→ What you will do:
1. In the Dreamgirl interview excerpt, what duty might a manufacturer have to pay when bringing an item into the U.S.?
2. Quote the Dreamgirl interview excerpt word for word, everything from "MONJO: Dreamgirl and" down to "to price erosion.".
3. Write what comes next in the Dreamgirl interview excerpt, picking up after its final sentence.

First, because the reseller is outside of the United States they are not bound by its laws and often engage in intellectual property theft by stealing another brand’s copyrighted images. Additionally, when this reseller ships their item to a consumer in the U.S. who made a purchase through a third party platform, he or she may ship the product through the post office. Because of international postal conventions, half the cost of postage from Asia to the United States is subsidized. While a manufacturer may need to pay a duty of 15% of the value of the item into the U.S., no duty is assessed on small shipments under a few hundred dollars into the U.S. Therefore, an Asian reseller with a lower cost structure can sell directly into the U.S. and have a real postal rate and duty rate advantage while not incurring the cost of intellectual property and as a result unfairly compete with U.S. retailers and the brands which they carry.

MONJO: Many larger companies, including Dreamgirl, are involved in private label production for large retailers. What are the protections that can be provided to smaller retailers, too small to get involved in such programs.

SCHARFF: The most important protection is to make sure that each channel has product exclusive to this channel and that each retailer is treated fairly and on the same level playing field. While a large retailer may have sourced some exclusive product, they can avoid being undercut by rivals because they have a SKU which is exclusive to their company. Similarly, DG is implementing an authorized MAP program and Authorized Retailer program in support of smaller retailers (who place orders too small to support having a SKU exclusive to them) by making sure that all retailers are on a level playing field and not being undercut in terms of pricing by another retailer that carries the same SKU.

MONJO: Dreamgirl and parent company DG Brands, as a large producer of lingerie and costumes, have been affected by many of the changes in the market. Do you want to comment on any other of the forces at work?

SCHARFF: There are stronger global forces at work buffeting the market and causing a storm of changes in our industry. To summarize these forces, let’s recap some of what we discussed.

The disruption of the internet. The internet has served to disrupt whole industries and we have already talked about the detrimental effects of price erosion created by the transparency of third party retail sites. The implementation of Minimum Advertised Pricing and an Authorized Retail program are Dreamgirl’s response to the disruption created by the internet as it relates to price erosion.

→ Information shown:
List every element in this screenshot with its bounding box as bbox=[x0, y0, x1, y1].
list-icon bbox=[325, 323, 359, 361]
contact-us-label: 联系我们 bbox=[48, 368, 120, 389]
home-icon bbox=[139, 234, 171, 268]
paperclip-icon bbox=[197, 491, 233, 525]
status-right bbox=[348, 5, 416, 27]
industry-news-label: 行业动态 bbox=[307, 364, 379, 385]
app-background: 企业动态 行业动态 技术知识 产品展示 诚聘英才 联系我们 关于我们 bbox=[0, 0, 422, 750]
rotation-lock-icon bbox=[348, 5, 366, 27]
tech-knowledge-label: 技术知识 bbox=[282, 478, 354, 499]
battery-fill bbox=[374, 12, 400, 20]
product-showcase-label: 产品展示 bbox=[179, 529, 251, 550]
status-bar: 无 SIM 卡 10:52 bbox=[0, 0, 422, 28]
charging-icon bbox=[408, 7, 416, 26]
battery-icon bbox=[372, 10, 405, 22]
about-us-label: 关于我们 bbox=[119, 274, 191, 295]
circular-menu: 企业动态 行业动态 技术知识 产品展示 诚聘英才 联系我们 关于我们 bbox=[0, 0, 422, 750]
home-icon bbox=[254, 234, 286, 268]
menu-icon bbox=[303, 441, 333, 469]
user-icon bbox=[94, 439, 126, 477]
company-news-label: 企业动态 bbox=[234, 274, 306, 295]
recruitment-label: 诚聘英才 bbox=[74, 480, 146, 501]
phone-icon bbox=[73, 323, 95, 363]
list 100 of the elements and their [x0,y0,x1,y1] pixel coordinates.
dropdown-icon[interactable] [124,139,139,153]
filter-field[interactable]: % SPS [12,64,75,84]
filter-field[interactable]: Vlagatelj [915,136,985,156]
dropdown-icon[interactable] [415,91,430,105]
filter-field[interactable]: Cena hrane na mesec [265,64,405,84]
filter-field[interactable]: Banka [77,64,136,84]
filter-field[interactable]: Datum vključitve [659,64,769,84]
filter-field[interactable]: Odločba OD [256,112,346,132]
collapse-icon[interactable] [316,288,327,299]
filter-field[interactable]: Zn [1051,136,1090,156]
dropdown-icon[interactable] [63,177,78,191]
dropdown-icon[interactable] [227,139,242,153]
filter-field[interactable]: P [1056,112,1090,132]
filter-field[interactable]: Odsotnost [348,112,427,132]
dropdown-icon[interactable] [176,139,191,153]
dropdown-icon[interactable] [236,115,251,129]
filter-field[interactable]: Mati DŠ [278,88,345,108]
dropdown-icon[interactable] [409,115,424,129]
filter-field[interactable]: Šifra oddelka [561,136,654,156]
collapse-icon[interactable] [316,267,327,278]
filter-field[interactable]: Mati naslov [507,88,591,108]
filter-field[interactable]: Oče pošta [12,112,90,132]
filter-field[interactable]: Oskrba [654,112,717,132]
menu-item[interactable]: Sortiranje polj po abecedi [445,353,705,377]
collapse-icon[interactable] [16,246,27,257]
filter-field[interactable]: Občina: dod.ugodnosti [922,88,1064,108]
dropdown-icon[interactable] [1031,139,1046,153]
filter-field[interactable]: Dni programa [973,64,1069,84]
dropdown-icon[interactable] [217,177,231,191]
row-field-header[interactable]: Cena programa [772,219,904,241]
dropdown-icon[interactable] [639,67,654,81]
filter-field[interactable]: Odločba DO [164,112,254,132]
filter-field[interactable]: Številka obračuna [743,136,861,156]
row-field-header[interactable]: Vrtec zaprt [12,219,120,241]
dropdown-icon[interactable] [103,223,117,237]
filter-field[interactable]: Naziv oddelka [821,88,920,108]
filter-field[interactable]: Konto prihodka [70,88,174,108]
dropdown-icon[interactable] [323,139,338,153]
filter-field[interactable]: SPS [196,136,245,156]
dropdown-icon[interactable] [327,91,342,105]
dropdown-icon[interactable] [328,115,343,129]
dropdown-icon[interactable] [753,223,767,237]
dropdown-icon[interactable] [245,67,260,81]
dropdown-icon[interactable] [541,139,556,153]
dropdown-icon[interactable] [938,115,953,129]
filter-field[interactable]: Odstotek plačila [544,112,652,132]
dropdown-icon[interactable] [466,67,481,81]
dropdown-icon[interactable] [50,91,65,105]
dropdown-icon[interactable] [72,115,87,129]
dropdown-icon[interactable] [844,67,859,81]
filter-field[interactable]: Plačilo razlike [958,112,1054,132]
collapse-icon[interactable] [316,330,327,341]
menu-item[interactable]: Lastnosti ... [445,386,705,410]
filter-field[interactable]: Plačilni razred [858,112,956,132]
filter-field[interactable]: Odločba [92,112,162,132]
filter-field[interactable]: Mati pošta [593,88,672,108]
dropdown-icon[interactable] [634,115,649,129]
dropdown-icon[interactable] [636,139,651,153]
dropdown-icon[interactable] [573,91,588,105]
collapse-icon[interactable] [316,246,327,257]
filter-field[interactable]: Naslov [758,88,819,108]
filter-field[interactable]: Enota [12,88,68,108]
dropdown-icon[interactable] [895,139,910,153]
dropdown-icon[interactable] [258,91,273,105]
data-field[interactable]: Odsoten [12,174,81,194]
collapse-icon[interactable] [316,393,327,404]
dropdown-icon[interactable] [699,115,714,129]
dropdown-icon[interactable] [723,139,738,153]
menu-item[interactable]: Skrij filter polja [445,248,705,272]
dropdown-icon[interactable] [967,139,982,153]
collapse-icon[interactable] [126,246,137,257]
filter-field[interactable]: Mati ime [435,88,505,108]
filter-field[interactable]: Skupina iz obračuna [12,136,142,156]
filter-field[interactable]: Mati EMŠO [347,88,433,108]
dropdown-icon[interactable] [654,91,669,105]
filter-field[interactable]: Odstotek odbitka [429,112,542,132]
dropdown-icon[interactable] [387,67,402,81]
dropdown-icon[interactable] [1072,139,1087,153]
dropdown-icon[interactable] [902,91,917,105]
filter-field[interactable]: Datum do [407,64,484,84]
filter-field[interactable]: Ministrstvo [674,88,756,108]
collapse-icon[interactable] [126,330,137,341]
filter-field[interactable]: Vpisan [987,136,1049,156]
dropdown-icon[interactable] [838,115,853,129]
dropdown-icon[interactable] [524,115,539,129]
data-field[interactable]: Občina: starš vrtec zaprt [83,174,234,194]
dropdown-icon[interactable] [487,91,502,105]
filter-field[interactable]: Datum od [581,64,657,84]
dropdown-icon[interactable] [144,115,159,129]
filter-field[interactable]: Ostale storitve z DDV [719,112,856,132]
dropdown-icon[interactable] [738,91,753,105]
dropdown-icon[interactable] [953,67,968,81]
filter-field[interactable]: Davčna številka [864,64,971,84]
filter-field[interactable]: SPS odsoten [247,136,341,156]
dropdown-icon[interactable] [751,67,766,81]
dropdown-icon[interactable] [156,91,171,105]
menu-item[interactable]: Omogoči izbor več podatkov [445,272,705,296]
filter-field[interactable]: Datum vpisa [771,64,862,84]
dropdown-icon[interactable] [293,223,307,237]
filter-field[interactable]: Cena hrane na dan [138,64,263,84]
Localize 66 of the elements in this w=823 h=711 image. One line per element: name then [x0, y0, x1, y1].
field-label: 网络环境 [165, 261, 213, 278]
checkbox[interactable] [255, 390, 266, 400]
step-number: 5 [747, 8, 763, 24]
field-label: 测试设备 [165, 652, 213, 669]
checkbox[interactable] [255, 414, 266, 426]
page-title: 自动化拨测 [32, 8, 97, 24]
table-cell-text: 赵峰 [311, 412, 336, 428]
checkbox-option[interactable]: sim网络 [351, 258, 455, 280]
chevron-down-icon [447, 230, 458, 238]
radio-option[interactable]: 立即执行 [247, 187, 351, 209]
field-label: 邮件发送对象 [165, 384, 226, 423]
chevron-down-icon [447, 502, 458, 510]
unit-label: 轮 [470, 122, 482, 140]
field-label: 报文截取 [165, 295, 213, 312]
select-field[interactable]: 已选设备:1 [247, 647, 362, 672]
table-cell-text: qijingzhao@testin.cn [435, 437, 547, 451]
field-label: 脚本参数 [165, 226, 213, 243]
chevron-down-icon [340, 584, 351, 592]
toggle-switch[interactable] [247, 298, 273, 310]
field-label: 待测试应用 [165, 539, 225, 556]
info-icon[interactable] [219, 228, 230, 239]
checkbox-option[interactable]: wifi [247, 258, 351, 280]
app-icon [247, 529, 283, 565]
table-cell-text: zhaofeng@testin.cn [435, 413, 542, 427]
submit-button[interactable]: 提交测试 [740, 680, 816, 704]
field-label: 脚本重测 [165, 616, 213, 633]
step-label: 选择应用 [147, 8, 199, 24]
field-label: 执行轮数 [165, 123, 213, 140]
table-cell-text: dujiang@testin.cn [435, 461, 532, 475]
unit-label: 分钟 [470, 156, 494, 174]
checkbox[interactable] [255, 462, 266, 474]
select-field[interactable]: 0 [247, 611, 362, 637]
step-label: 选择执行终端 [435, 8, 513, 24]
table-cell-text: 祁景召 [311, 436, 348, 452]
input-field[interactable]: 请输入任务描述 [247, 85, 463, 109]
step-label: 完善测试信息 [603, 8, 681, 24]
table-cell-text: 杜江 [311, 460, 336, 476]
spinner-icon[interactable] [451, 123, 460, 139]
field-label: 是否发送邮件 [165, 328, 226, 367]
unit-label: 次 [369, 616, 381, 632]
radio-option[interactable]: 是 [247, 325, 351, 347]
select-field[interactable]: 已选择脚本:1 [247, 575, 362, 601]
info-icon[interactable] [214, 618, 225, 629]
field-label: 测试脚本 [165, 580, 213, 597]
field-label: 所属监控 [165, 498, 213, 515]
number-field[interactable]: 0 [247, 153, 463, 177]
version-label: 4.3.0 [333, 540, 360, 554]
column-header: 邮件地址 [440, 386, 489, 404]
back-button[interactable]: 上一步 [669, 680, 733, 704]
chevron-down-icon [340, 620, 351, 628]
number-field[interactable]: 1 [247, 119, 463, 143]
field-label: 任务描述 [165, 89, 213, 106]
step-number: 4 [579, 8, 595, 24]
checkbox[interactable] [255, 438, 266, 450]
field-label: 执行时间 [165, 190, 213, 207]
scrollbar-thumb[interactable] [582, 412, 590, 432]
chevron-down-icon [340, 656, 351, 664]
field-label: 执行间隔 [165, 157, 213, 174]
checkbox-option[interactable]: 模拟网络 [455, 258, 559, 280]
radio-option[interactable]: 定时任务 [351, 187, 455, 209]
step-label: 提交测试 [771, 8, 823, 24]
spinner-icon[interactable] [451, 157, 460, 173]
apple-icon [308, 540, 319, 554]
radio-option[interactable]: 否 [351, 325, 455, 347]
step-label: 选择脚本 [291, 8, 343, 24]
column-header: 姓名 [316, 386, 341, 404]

→ Answers for this exercise:
1. A duty of 15% of the value of the item.

2.
MONJO: Dreamgirl and parent company DG Brands, as a large producer of lingerie and costumes, have been affected by many of the changes in the market. Do you want to comment on any other of the forces at work?

SCHARFF: There are stronger global forces at work buffeting the market and causing a storm of changes in our industry. To summarize these forces, let’s recap some of what we discussed.

The disruption of the internet. The internet has served to disrupt whole industries and we have already talked about the detrimental effects of price erosion created by the transparency of third party retail sites. The implementation of Minimum Advertised Pricing and an Authorized Retail program are Dreamgirl’s response to the disruption created by the internet as it relates to price erosion.

3.
The second major change is the force of globalization. We used to talk about the effects of globalization as mills closed through the South of the United States and in Europe and all moved to Asia. This trend increased speed as more and more companies created global supply chains and moved apparel factories to lower wage countries. The net effect was the moving of entire supply chains offshore out of the Americas entirely and to Asia.

The third major shift involves what we discussed above in that in the past five years, the disruption of the internet has collided with the forces of globalization to accelerate the shift towards disrupting the traditional manner of retailing with the explosion of third party retail sites like Amazon where one Chinese person in a little store in Chinese province can retail to a consumer in New Jersey using a third party site which provided a method to communicate, handle payments, handle shipping thereby disrupting the supply chains in place and by using someone’s intellectual property and advantageous duty and shipping rates, retail a product directly to the consumer and undercut the entire wholesale and retail structure.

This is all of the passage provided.